== PROMPT ==
Each entry below is to be transcribed exactly.
====== INFORMATION SUPPLIED
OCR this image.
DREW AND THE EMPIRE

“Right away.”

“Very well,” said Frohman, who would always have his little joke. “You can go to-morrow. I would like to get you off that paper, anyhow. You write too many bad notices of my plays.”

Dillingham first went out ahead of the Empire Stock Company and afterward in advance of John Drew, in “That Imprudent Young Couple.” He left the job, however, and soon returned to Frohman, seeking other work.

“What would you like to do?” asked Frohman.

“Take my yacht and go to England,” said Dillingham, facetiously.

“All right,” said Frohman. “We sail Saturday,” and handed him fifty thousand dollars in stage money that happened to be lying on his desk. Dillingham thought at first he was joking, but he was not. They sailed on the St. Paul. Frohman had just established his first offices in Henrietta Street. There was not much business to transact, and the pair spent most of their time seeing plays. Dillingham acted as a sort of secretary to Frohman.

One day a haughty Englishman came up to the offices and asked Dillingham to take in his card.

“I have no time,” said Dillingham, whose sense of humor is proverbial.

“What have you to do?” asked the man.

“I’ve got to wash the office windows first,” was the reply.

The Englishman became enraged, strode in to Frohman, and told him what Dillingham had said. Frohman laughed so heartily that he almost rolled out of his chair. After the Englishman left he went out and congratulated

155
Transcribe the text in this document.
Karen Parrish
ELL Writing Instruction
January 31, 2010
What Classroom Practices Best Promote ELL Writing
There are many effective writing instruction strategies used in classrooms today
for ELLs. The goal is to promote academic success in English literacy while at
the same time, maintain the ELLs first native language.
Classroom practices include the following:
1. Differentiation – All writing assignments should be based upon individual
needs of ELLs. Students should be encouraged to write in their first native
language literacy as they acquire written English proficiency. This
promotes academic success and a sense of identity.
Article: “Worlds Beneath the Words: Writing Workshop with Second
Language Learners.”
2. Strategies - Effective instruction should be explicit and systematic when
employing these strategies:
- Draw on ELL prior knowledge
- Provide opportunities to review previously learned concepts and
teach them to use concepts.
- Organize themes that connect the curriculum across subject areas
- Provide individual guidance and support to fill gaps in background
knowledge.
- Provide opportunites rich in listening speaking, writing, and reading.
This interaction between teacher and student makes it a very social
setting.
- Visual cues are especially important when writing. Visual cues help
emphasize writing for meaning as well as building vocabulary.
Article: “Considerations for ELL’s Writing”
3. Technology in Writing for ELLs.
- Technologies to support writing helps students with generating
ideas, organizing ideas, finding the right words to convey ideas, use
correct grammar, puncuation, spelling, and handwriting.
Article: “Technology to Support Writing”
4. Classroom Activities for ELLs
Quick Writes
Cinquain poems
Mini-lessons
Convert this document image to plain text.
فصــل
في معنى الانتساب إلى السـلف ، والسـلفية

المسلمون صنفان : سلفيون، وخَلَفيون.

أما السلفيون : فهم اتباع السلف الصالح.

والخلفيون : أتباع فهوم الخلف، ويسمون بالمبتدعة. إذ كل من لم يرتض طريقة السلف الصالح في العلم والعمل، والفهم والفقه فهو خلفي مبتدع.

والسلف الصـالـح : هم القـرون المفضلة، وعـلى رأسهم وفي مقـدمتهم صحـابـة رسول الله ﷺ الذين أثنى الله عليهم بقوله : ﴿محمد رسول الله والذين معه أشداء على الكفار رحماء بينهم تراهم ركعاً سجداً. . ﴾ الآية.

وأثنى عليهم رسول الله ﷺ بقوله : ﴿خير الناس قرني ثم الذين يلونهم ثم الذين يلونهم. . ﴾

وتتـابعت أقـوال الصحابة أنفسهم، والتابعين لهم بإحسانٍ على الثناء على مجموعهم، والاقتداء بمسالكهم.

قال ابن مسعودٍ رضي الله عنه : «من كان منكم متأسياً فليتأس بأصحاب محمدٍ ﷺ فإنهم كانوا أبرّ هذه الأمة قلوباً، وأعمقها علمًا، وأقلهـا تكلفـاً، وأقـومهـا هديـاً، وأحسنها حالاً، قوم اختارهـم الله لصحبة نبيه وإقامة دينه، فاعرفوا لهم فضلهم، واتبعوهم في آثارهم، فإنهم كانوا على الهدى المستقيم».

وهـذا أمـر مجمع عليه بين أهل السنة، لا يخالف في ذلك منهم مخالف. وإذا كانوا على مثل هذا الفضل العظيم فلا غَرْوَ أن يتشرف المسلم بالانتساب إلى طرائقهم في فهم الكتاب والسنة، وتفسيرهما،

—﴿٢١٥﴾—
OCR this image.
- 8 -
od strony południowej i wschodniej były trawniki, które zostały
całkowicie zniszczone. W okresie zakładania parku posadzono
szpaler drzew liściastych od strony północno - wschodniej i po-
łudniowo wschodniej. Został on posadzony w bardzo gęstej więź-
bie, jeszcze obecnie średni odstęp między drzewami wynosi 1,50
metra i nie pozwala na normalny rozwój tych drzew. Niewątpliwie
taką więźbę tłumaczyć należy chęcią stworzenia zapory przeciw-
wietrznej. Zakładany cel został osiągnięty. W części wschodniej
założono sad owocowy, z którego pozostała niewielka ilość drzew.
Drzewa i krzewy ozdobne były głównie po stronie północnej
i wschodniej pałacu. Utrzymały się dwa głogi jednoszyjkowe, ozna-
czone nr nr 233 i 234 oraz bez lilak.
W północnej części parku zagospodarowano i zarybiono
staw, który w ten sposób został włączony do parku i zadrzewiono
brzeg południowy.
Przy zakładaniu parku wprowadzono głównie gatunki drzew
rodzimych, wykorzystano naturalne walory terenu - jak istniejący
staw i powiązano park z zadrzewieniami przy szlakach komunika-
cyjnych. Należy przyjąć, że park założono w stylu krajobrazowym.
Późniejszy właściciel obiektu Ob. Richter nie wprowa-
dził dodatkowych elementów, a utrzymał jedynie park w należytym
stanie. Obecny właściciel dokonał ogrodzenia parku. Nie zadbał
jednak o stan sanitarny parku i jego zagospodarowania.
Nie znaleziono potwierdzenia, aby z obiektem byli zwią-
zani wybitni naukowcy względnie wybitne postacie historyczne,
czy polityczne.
============
== RESPONSE ==
OCR this image.
DREW AND THE EMPIRE

“Right away.”

“Very well,” said Frohman, who would always have his little joke. “You can go to-morrow. I would like to get you off that paper, anyhow. You write too many bad notices of my plays.”

Dillingham first went out ahead of the Empire Stock Company and afterward in advance of John Drew, in “That Imprudent Young Couple.” He left the job, however, and soon returned to Frohman, seeking other work.

“What would you like to do?” asked Frohman.

“Take my yacht and go to England,” said Dillingham, facetiously.

“All right,” said Frohman. “We sail Saturday,” and handed him fifty thousand dollars in stage money that happened to be lying on his desk. Dillingham thought at first he was joking, but he was not. They sailed on the St. Paul. Frohman had just established his first offices in Henrietta Street. There was not much business to transact, and the pair spent most of their time seeing plays. Dillingham acted as a sort of secretary to Frohman.

One day a haughty Englishman came up to the offices and asked Dillingham to take in his card.

“I have no time,” said Dillingham, whose sense of humor is proverbial.

“What have you to do?” asked the man.

“I’ve got to wash the office windows first,” was the reply.

The Englishman became enraged, strode in to Frohman, and told him what Dillingham had said. Frohman laughed so heartily that he almost rolled out of his chair. After the Englishman left he went out and congratulated

155
Transcribe the text in this document.
Karen Parrish
ELL Writing Instruction
January 31, 2010
What Classroom Practices Best Promote ELL Writing
There are many effective writing instruction strategies used in classrooms today
for ELLs. The goal is to promote academic success in English literacy while at
the same time, maintain the ELLs first native language.
Classroom practices include the following:
1. Differentiation – All writing assignments should be based upon individual
needs of ELLs. Students should be encouraged to write in their first native
language literacy as they acquire written English proficiency. This
promotes academic success and a sense of identity.
Article: “Worlds Beneath the Words: Writing Workshop with Second
Language Learners.”
2. Strategies - Effective instruction should be explicit and systematic when
employing these strategies:
- Draw on ELL prior knowledge
- Provide opportunities to review previously learned concepts and
teach them to use concepts.
- Organize themes that connect the curriculum across subject areas
- Provide individual guidance and support to fill gaps in background
knowledge.
- Provide opportunites rich in listening speaking, writing, and reading.
This interaction between teacher and student makes it a very social
setting.
- Visual cues are especially important when writing. Visual cues help
emphasize writing for meaning as well as building vocabulary.
Article: “Considerations for ELL’s Writing”
3. Technology in Writing for ELLs.
- Technologies to support writing helps students with generating
ideas, organizing ideas, finding the right words to convey ideas, use
correct grammar, puncuation, spelling, and handwriting.
Article: “Technology to Support Writing”
4. Classroom Activities for ELLs
Quick Writes
Cinquain poems
Mini-lessons
Convert this document image to plain text.
فصــل
في معنى الانتساب إلى السـلف ، والسـلفية

المسلمون صنفان : سلفيون، وخَلَفيون.

أما السلفيون : فهم اتباع السلف الصالح.

والخلفيون : أتباع فهوم الخلف، ويسمون بالمبتدعة. إذ كل من لم يرتض طريقة السلف الصالح في العلم والعمل، والفهم والفقه فهو خلفي مبتدع.

والسلف الصـالـح : هم القـرون المفضلة، وعـلى رأسهم وفي مقـدمتهم صحـابـة رسول الله ﷺ الذين أثنى الله عليهم بقوله : ﴿محمد رسول الله والذين معه أشداء على الكفار رحماء بينهم تراهم ركعاً سجداً. . ﴾ الآية.

وأثنى عليهم رسول الله ﷺ بقوله : ﴿خير الناس قرني ثم الذين يلونهم ثم الذين يلونهم. . ﴾

وتتـابعت أقـوال الصحابة أنفسهم، والتابعين لهم بإحسانٍ على الثناء على مجموعهم، والاقتداء بمسالكهم.

قال ابن مسعودٍ رضي الله عنه : «من كان منكم متأسياً فليتأس بأصحاب محمدٍ ﷺ فإنهم كانوا أبرّ هذه الأمة قلوباً، وأعمقها علمًا، وأقلهـا تكلفـاً، وأقـومهـا هديـاً، وأحسنها حالاً، قوم اختارهـم الله لصحبة نبيه وإقامة دينه، فاعرفوا لهم فضلهم، واتبعوهم في آثارهم، فإنهم كانوا على الهدى المستقيم».

وهـذا أمـر مجمع عليه بين أهل السنة، لا يخالف في ذلك منهم مخالف. وإذا كانوا على مثل هذا الفضل العظيم فلا غَرْوَ أن يتشرف المسلم بالانتساب إلى طرائقهم في فهم الكتاب والسنة، وتفسيرهما،

—﴿٢١٥﴾—
OCR this image.
- 8 -
od strony południowej i wschodniej były trawniki, które zostały
całkowicie zniszczone. W okresie zakładania parku posadzono
szpaler drzew liściastych od strony północno - wschodniej i po-
łudniowo wschodniej. Został on posadzony w bardzo gęstej więź-
bie, jeszcze obecnie średni odstęp między drzewami wynosi 1,50
metra i nie pozwala na normalny rozwój tych drzew. Niewątpliwie
taką więźbę tłumaczyć należy chęcią stworzenia zapory przeciw-
wietrznej. Zakładany cel został osiągnięty. W części wschodniej
założono sad owocowy, z którego pozostała niewielka ilość drzew.
Drzewa i krzewy ozdobne były głównie po stronie północnej
i wschodniej pałacu. Utrzymały się dwa głogi jednoszyjkowe, ozna-
czone nr nr 233 i 234 oraz bez lilak.
W północnej części parku zagospodarowano i zarybiono
staw, który w ten sposób został włączony do parku i zadrzewiono
brzeg południowy.
Przy zakładaniu parku wprowadzono głównie gatunki drzew
rodzimych, wykorzystano naturalne walory terenu - jak istniejący
staw i powiązano park z zadrzewieniami przy szlakach komunika-
cyjnych. Należy przyjąć, że park założono w stylu krajobrazowym.
Późniejszy właściciel obiektu Ob. Richter nie wprowa-
dził dodatkowych elementów, a utrzymał jedynie park w należytym
stanie. Obecny właściciel dokonał ogrodzenia parku. Nie zadbał
jednak o stan sanitarny parku i jego zagospodarowania.
Nie znaleziono potwierdzenia, aby z obiektem byli zwią-
zani wybitni naukowcy względnie wybitne postacie historyczne,
czy polityczne.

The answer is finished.